- [Exercise details]: List every line below containing "icon".

Stored data

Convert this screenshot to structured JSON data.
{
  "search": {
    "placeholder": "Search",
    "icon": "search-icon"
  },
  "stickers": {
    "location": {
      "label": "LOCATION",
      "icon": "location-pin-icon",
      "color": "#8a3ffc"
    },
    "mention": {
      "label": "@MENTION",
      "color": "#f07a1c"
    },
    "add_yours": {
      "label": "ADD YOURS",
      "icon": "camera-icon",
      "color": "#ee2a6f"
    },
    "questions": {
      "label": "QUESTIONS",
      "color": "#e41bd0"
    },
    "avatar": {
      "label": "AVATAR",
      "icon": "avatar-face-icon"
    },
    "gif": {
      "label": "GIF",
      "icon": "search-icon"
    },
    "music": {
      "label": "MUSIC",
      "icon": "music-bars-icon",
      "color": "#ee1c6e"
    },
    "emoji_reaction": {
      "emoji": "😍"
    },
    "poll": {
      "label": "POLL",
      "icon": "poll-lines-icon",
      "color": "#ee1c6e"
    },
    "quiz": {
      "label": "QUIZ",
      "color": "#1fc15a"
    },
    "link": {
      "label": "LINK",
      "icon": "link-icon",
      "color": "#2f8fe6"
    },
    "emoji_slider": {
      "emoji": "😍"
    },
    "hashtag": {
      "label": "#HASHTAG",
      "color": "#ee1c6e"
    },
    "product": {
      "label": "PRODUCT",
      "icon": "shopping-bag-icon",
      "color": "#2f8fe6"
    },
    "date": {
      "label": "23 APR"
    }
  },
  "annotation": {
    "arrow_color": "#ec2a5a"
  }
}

- [Task solution]:
    "icon": "search-icon"
      "icon": "location-pin-icon",
      "icon": "camera-icon",
      "icon": "avatar-face-icon"
      "icon": "search-icon"
      "icon": "music-bars-icon",
      "icon": "poll-lines-icon",
      "icon": "link-icon",
      "icon": "shopping-bag-icon",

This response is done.